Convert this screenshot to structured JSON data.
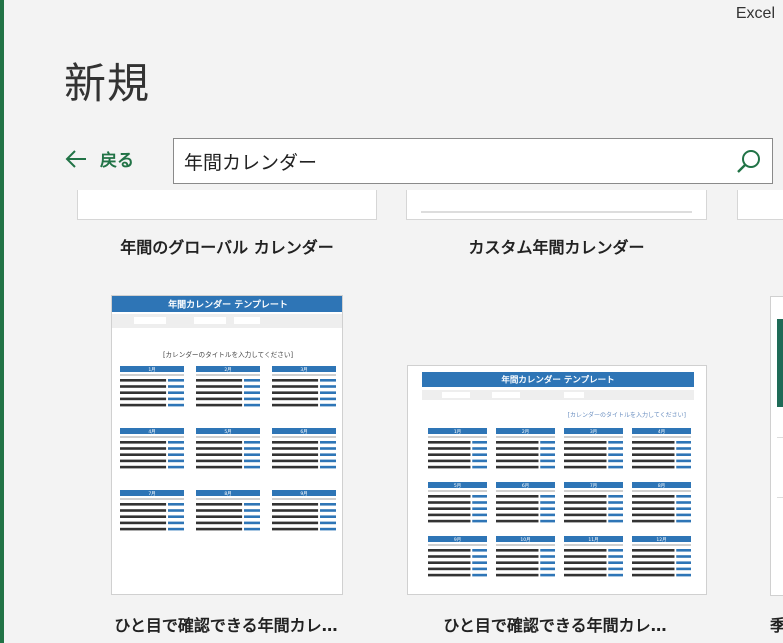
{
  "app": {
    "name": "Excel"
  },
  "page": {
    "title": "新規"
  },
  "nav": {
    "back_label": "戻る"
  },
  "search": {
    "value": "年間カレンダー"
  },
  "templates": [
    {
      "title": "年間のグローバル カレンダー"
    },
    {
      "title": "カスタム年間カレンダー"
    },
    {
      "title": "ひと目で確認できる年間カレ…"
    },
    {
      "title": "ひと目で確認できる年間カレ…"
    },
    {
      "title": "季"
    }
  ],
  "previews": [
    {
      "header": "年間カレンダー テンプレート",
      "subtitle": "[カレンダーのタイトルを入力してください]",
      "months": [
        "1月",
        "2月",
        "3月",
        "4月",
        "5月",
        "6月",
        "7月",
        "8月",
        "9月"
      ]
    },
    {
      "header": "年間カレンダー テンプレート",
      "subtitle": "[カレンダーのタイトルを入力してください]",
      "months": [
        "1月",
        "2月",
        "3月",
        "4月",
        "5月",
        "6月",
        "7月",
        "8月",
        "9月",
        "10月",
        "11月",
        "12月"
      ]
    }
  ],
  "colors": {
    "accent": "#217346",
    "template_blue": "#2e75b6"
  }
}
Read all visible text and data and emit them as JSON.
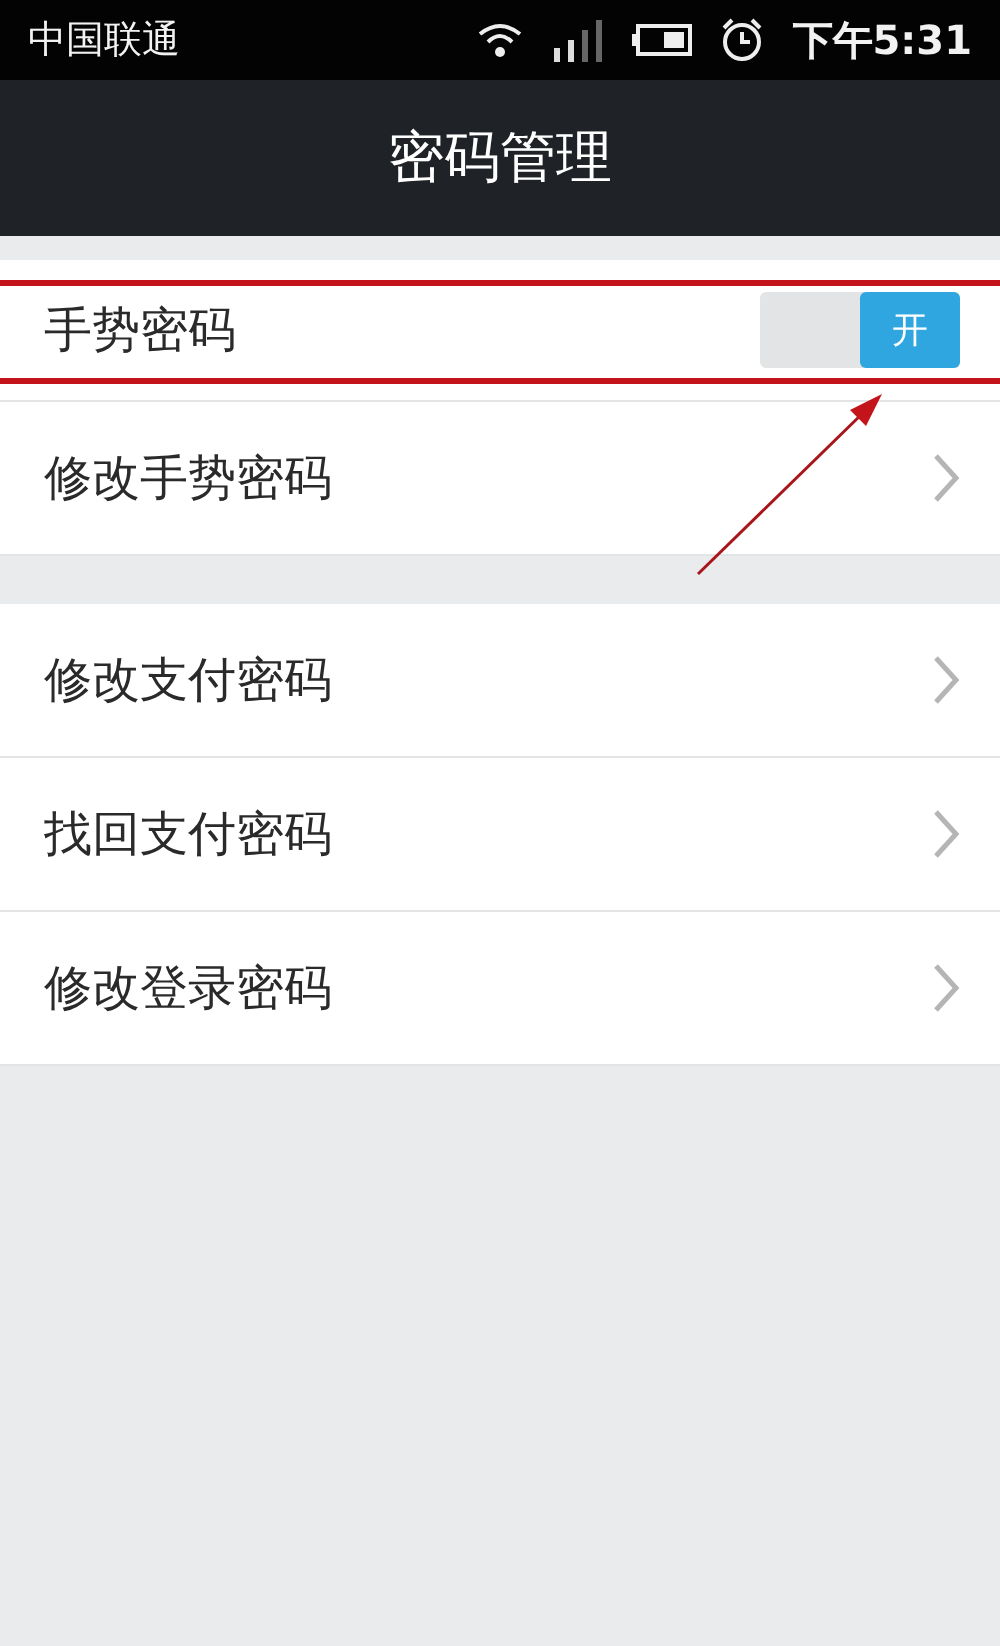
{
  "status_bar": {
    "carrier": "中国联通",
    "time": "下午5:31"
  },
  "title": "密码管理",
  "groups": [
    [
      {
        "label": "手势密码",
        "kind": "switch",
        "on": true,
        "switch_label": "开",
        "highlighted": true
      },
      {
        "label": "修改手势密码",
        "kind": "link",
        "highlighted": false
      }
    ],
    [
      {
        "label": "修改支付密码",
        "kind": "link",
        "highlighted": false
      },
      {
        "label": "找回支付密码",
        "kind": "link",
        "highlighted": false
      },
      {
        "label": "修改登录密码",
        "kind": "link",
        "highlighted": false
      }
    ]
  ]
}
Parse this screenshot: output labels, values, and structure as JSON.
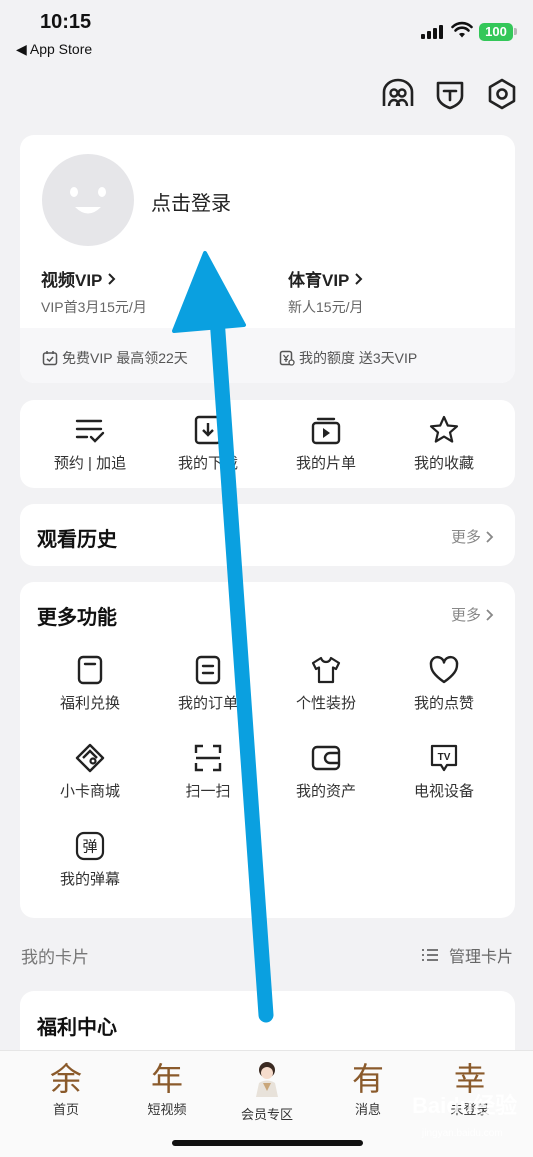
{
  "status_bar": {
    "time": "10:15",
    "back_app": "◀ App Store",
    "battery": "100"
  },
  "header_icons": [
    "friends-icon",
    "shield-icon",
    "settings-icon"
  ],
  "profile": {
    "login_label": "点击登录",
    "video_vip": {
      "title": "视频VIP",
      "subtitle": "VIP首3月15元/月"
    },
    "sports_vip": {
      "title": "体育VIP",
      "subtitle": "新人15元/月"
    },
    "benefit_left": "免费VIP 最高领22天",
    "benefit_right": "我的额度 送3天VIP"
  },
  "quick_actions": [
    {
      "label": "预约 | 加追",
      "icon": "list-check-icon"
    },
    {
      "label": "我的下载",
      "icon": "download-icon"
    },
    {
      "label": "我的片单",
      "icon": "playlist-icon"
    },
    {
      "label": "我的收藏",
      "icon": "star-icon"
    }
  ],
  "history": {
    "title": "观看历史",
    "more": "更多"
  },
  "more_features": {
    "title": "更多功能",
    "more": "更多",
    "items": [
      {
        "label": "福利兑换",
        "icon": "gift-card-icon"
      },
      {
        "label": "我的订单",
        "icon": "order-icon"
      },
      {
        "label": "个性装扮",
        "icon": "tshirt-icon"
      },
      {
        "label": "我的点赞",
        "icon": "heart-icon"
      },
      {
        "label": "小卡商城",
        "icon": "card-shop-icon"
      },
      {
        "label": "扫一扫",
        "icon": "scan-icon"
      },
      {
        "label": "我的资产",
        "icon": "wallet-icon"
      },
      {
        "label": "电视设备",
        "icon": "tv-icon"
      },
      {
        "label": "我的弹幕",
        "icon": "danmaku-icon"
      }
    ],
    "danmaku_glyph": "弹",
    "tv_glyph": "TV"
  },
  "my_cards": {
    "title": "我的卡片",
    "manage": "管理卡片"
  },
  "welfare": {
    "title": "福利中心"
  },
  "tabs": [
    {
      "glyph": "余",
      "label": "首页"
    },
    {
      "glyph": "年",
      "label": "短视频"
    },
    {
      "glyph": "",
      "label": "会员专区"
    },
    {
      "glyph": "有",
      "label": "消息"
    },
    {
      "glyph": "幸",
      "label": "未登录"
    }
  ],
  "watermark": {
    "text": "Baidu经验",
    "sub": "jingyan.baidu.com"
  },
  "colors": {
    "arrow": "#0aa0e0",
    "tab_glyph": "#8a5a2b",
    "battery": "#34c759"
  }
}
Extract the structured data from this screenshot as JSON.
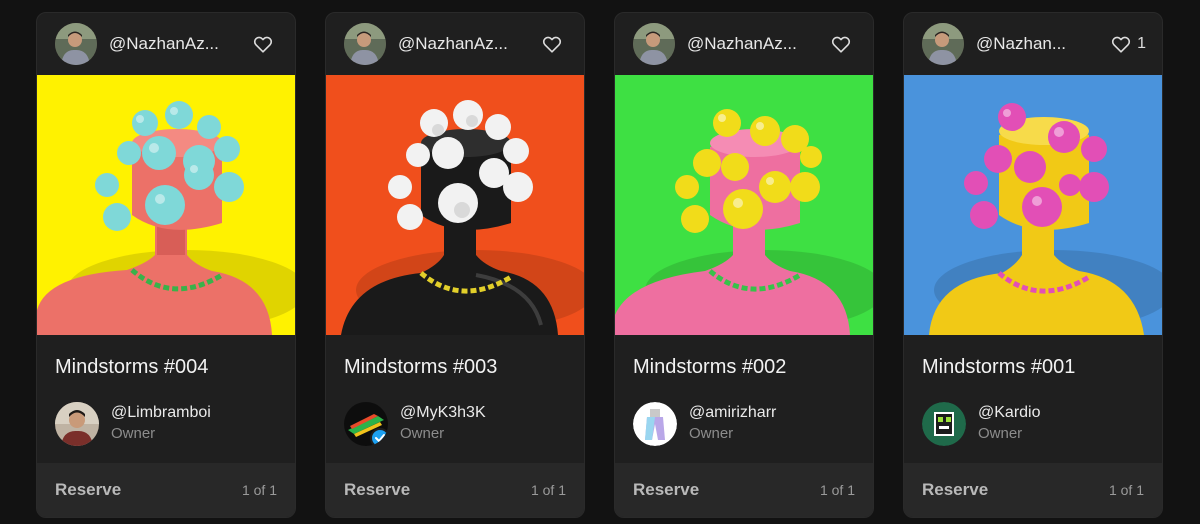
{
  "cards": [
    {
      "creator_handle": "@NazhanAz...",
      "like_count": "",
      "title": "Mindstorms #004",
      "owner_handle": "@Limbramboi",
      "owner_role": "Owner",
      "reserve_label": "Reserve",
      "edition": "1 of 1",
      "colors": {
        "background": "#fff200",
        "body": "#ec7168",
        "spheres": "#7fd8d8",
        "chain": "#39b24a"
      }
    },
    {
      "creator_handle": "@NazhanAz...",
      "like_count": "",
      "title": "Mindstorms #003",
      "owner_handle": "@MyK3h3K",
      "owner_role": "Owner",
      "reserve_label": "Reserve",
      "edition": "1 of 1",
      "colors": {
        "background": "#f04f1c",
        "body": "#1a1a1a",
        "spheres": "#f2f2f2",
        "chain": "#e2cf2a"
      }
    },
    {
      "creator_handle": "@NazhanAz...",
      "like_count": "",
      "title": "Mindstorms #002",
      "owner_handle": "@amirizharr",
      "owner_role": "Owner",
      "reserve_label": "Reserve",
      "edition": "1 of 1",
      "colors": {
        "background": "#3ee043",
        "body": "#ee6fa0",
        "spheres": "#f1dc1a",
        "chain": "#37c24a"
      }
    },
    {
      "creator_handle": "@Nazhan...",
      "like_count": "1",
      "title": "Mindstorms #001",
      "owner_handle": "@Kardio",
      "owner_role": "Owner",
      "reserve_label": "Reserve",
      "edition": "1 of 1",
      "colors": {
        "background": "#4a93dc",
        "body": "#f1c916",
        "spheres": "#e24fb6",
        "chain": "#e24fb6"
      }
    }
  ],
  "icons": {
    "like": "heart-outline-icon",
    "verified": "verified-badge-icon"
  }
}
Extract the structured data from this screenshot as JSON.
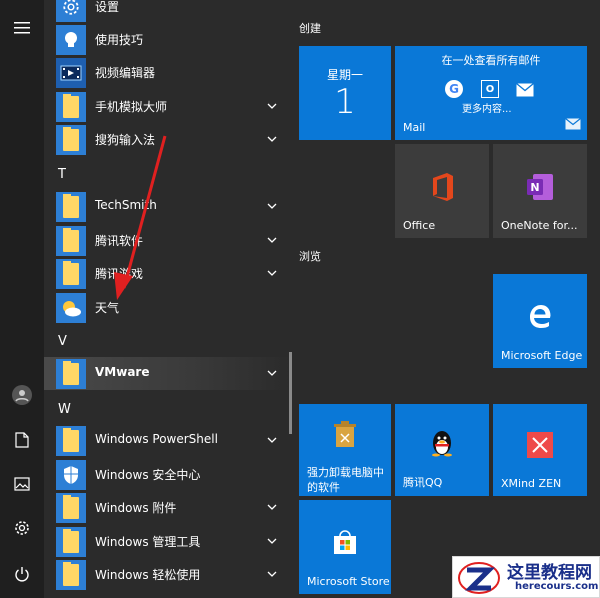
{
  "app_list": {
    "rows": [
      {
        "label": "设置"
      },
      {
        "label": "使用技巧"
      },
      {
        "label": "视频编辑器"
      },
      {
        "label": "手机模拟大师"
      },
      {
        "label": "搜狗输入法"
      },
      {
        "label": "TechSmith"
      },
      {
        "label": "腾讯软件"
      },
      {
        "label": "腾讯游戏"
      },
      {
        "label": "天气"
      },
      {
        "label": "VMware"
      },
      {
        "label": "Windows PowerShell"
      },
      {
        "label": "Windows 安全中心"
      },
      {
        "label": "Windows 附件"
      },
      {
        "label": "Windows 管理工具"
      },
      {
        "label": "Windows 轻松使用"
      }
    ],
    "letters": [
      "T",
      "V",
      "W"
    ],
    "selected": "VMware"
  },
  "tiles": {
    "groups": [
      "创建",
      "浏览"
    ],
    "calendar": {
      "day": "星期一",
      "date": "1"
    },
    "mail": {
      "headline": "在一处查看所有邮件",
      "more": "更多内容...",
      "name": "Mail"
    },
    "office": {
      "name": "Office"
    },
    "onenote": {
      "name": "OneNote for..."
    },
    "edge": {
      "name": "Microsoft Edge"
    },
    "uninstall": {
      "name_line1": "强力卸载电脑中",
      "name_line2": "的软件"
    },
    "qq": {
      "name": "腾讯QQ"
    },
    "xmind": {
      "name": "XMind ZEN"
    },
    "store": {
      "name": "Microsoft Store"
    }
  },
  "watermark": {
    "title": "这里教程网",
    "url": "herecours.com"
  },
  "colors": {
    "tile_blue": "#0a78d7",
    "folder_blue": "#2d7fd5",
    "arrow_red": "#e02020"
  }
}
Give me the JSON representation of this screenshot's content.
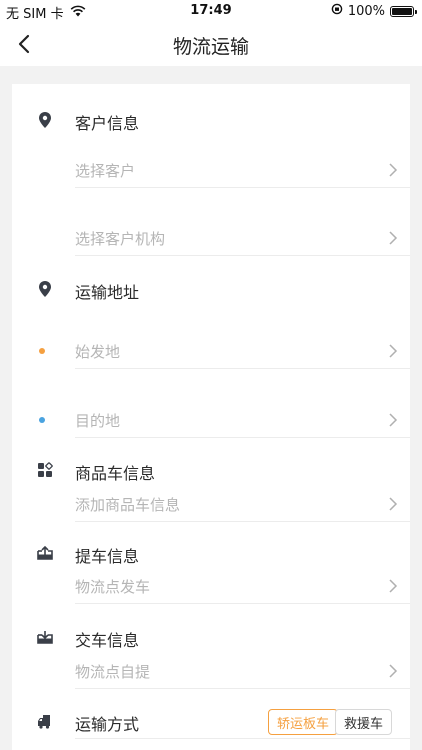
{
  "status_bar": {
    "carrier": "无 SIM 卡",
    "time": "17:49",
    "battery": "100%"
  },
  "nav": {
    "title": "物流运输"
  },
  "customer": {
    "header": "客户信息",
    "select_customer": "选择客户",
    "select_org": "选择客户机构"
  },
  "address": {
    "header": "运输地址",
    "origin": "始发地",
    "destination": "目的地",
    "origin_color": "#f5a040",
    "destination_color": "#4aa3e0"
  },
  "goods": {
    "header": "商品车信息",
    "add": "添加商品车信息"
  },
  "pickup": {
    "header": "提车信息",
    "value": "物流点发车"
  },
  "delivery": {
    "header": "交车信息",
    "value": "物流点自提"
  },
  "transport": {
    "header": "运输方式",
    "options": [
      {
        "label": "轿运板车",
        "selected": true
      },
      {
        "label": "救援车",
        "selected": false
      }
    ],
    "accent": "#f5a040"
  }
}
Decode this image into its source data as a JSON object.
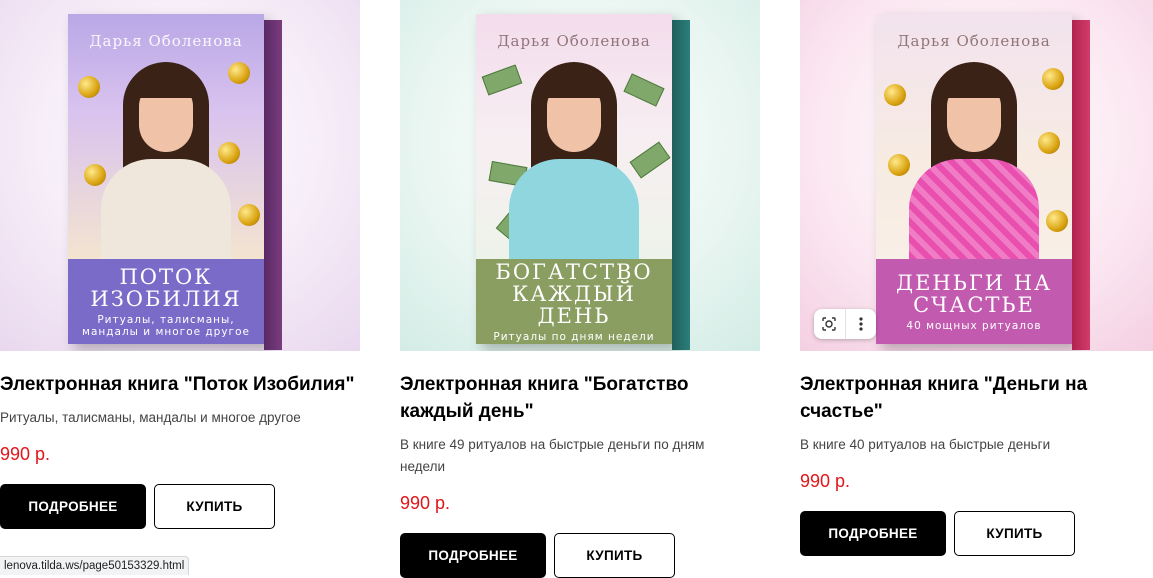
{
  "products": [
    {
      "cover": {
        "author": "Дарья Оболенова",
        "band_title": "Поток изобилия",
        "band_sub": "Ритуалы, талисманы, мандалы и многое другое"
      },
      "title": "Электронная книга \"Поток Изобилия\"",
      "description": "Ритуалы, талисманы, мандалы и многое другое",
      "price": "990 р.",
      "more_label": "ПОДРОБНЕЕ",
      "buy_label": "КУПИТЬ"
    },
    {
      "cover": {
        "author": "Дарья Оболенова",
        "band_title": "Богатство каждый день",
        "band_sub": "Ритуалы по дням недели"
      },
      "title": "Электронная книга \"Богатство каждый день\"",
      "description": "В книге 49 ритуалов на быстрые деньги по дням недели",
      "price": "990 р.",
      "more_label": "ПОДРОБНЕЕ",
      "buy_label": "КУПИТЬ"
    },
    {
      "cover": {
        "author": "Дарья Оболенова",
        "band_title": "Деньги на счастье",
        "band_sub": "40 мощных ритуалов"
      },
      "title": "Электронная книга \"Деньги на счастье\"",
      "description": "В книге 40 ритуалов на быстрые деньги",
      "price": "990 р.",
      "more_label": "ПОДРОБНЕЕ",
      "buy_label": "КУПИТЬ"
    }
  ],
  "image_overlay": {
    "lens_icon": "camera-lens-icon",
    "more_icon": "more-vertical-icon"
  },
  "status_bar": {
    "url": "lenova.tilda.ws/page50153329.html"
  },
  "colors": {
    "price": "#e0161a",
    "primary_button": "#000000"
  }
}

> **The request**
Copy each line of the listing in which the word "дням" can be found.

> **Answer to this exercise**
        "band_sub": "Ритуалы по дням недели"
      "description": "В книге 49 ритуалов на быстрые деньги по дням недели",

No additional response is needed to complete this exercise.